- [DIRECTION]:
Set down the material below in full, matching it exactly.

- [EXCERPTED RECORDS]:
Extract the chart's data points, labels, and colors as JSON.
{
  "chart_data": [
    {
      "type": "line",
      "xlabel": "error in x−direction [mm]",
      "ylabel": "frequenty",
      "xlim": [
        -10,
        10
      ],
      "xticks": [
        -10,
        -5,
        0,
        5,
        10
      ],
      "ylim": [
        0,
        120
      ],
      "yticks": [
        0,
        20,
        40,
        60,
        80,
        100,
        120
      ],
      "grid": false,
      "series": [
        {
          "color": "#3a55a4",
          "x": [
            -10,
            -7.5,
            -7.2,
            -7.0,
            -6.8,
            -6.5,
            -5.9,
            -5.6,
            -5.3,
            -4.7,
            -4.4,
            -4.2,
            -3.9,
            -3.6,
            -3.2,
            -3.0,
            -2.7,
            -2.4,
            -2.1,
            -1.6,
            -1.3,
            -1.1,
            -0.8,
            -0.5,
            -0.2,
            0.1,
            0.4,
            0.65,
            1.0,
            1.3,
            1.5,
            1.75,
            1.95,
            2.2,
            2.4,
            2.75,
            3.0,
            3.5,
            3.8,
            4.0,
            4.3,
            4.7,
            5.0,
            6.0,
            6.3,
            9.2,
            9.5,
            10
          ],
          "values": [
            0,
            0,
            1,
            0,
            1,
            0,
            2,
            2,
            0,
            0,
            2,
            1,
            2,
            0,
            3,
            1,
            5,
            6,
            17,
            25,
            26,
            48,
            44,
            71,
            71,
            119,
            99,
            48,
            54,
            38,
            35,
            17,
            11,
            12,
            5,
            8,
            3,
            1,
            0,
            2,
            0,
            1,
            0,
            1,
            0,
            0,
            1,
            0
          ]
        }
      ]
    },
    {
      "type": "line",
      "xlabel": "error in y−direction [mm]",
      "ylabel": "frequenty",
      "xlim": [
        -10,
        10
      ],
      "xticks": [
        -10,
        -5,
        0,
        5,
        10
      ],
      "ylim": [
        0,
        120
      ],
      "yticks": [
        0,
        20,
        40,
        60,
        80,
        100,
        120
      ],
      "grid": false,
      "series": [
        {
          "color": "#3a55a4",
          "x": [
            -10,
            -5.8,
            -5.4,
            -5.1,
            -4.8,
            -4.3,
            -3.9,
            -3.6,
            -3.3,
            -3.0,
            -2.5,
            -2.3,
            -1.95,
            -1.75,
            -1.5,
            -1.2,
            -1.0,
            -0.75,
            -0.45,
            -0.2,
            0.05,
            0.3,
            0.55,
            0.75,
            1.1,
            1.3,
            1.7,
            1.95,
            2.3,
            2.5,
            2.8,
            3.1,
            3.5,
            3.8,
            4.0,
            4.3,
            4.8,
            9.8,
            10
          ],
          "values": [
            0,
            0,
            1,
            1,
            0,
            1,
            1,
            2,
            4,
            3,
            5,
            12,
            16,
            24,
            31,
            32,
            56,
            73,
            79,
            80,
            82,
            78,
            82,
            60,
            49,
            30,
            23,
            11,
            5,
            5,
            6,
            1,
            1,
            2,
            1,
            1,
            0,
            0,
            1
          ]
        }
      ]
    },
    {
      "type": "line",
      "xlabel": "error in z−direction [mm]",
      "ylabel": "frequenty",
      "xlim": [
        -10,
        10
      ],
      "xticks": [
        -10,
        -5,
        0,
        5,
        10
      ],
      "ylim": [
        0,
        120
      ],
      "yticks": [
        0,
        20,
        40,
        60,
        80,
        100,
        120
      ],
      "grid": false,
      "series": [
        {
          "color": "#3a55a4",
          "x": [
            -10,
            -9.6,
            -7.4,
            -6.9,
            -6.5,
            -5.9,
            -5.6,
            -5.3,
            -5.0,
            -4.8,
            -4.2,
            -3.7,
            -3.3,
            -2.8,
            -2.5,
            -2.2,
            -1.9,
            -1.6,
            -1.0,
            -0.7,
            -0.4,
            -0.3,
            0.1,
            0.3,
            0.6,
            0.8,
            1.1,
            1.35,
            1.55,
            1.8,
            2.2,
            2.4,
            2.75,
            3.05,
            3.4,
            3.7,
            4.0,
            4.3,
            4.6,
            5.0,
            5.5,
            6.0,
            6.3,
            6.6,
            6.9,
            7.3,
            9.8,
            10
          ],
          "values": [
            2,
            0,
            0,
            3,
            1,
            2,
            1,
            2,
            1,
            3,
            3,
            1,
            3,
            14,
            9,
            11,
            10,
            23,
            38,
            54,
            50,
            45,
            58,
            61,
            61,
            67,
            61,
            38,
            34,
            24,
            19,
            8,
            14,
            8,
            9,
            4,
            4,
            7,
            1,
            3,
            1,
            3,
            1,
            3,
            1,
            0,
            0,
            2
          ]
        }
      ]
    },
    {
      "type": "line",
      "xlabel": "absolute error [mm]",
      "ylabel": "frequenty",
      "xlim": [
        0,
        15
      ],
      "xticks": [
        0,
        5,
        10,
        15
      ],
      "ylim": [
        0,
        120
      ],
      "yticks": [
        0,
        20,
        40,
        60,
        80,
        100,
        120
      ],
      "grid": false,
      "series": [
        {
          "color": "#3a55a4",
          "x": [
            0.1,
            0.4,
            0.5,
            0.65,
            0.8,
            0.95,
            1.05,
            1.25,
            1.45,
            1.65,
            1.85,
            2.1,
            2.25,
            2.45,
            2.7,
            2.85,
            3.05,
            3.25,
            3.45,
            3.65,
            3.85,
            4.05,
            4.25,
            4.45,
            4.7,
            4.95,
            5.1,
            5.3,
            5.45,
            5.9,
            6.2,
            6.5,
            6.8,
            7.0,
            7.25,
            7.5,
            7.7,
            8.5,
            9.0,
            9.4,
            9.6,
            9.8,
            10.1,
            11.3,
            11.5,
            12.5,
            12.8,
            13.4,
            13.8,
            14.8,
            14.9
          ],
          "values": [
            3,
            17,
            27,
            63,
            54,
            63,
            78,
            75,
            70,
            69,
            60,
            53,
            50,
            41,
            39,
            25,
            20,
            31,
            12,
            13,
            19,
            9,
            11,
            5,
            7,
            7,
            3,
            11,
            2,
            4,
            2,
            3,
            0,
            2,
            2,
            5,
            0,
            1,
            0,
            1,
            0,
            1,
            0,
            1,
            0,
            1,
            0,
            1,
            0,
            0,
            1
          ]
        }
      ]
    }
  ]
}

- [SOLUTION TO THE PROBLEM]:
Extract the chart's data points, labels, and colors as JSON.
{
  "chart_data": [
    {
      "type": "line",
      "xlabel": "error in x−direction [mm]",
      "ylabel": "frequenty",
      "xlim": [
        -10,
        10
      ],
      "xticks": [
        -10,
        -5,
        0,
        5,
        10
      ],
      "ylim": [
        0,
        120
      ],
      "yticks": [
        0,
        20,
        40,
        60,
        80,
        100,
        120
      ],
      "grid": false,
      "series": [
        {
          "color": "#3a55a4",
          "x": [
            -10,
            -7.5,
            -7.2,
            -7.0,
            -6.8,
            -6.5,
            -5.9,
            -5.6,
            -5.3,
            -4.7,
            -4.4,
            -4.2,
            -3.9,
            -3.6,
            -3.2,
            -3.0,
            -2.7,
            -2.4,
            -2.1,
            -1.6,
            -1.3,
            -1.1,
            -0.8,
            -0.5,
            -0.2,
            0.1,
            0.4,
            0.65,
            1.0,
            1.3,
            1.5,
            1.75,
            1.95,
            2.2,
            2.4,
            2.75,
            3.0,
            3.5,
            3.8,
            4.0,
            4.3,
            4.7,
            5.0,
            6.0,
            6.3,
            9.2,
            9.5,
            10
          ],
          "values": [
            0,
            0,
            1,
            0,
            1,
            0,
            2,
            2,
            0,
            0,
            2,
            1,
            2,
            0,
            3,
            1,
            5,
            6,
            17,
            25,
            26,
            48,
            44,
            71,
            71,
            119,
            99,
            48,
            54,
            38,
            35,
            17,
            11,
            12,
            5,
            8,
            3,
            1,
            0,
            2,
            0,
            1,
            0,
            1,
            0,
            0,
            1,
            0
          ]
        }
      ]
    },
    {
      "type": "line",
      "xlabel": "error in y−direction [mm]",
      "ylabel": "frequenty",
      "xlim": [
        -10,
        10
      ],
      "xticks": [
        -10,
        -5,
        0,
        5,
        10
      ],
      "ylim": [
        0,
        120
      ],
      "yticks": [
        0,
        20,
        40,
        60,
        80,
        100,
        120
      ],
      "grid": false,
      "series": [
        {
          "color": "#3a55a4",
          "x": [
            -10,
            -5.8,
            -5.4,
            -5.1,
            -4.8,
            -4.3,
            -3.9,
            -3.6,
            -3.3,
            -3.0,
            -2.5,
            -2.3,
            -1.95,
            -1.75,
            -1.5,
            -1.2,
            -1.0,
            -0.75,
            -0.45,
            -0.2,
            0.05,
            0.3,
            0.55,
            0.75,
            1.1,
            1.3,
            1.7,
            1.95,
            2.3,
            2.5,
            2.8,
            3.1,
            3.5,
            3.8,
            4.0,
            4.3,
            4.8,
            9.8,
            10
          ],
          "values": [
            0,
            0,
            1,
            1,
            0,
            1,
            1,
            2,
            4,
            3,
            5,
            12,
            16,
            24,
            31,
            32,
            56,
            73,
            79,
            80,
            82,
            78,
            82,
            60,
            49,
            30,
            23,
            11,
            5,
            5,
            6,
            1,
            1,
            2,
            1,
            1,
            0,
            0,
            1
          ]
        }
      ]
    },
    {
      "type": "line",
      "xlabel": "error in z−direction [mm]",
      "ylabel": "frequenty",
      "xlim": [
        -10,
        10
      ],
      "xticks": [
        -10,
        -5,
        0,
        5,
        10
      ],
      "ylim": [
        0,
        120
      ],
      "yticks": [
        0,
        20,
        40,
        60,
        80,
        100,
        120
      ],
      "grid": false,
      "series": [
        {
          "color": "#3a55a4",
          "x": [
            -10,
            -9.6,
            -7.4,
            -6.9,
            -6.5,
            -5.9,
            -5.6,
            -5.3,
            -5.0,
            -4.8,
            -4.2,
            -3.7,
            -3.3,
            -2.8,
            -2.5,
            -2.2,
            -1.9,
            -1.6,
            -1.0,
            -0.7,
            -0.4,
            -0.3,
            0.1,
            0.3,
            0.6,
            0.8,
            1.1,
            1.35,
            1.55,
            1.8,
            2.2,
            2.4,
            2.75,
            3.05,
            3.4,
            3.7,
            4.0,
            4.3,
            4.6,
            5.0,
            5.5,
            6.0,
            6.3,
            6.6,
            6.9,
            7.3,
            9.8,
            10
          ],
          "values": [
            2,
            0,
            0,
            3,
            1,
            2,
            1,
            2,
            1,
            3,
            3,
            1,
            3,
            14,
            9,
            11,
            10,
            23,
            38,
            54,
            50,
            45,
            58,
            61,
            61,
            67,
            61,
            38,
            34,
            24,
            19,
            8,
            14,
            8,
            9,
            4,
            4,
            7,
            1,
            3,
            1,
            3,
            1,
            3,
            1,
            0,
            0,
            2
          ]
        }
      ]
    },
    {
      "type": "line",
      "xlabel": "absolute error [mm]",
      "ylabel": "frequenty",
      "xlim": [
        0,
        15
      ],
      "xticks": [
        0,
        5,
        10,
        15
      ],
      "ylim": [
        0,
        120
      ],
      "yticks": [
        0,
        20,
        40,
        60,
        80,
        100,
        120
      ],
      "grid": false,
      "series": [
        {
          "color": "#3a55a4",
          "x": [
            0.1,
            0.4,
            0.5,
            0.65,
            0.8,
            0.95,
            1.05,
            1.25,
            1.45,
            1.65,
            1.85,
            2.1,
            2.25,
            2.45,
            2.7,
            2.85,
            3.05,
            3.25,
            3.45,
            3.65,
            3.85,
            4.05,
            4.25,
            4.45,
            4.7,
            4.95,
            5.1,
            5.3,
            5.45,
            5.9,
            6.2,
            6.5,
            6.8,
            7.0,
            7.25,
            7.5,
            7.7,
            8.5,
            9.0,
            9.4,
            9.6,
            9.8,
            10.1,
            11.3,
            11.5,
            12.5,
            12.8,
            13.4,
            13.8,
            14.8,
            14.9
          ],
          "values": [
            3,
            17,
            27,
            63,
            54,
            63,
            78,
            75,
            70,
            69,
            60,
            53,
            50,
            41,
            39,
            25,
            20,
            31,
            12,
            13,
            19,
            9,
            11,
            5,
            7,
            7,
            3,
            11,
            2,
            4,
            2,
            3,
            0,
            2,
            2,
            5,
            0,
            1,
            0,
            1,
            0,
            1,
            0,
            1,
            0,
            1,
            0,
            1,
            0,
            0,
            1
          ]
        }
      ]
    }
  ]
}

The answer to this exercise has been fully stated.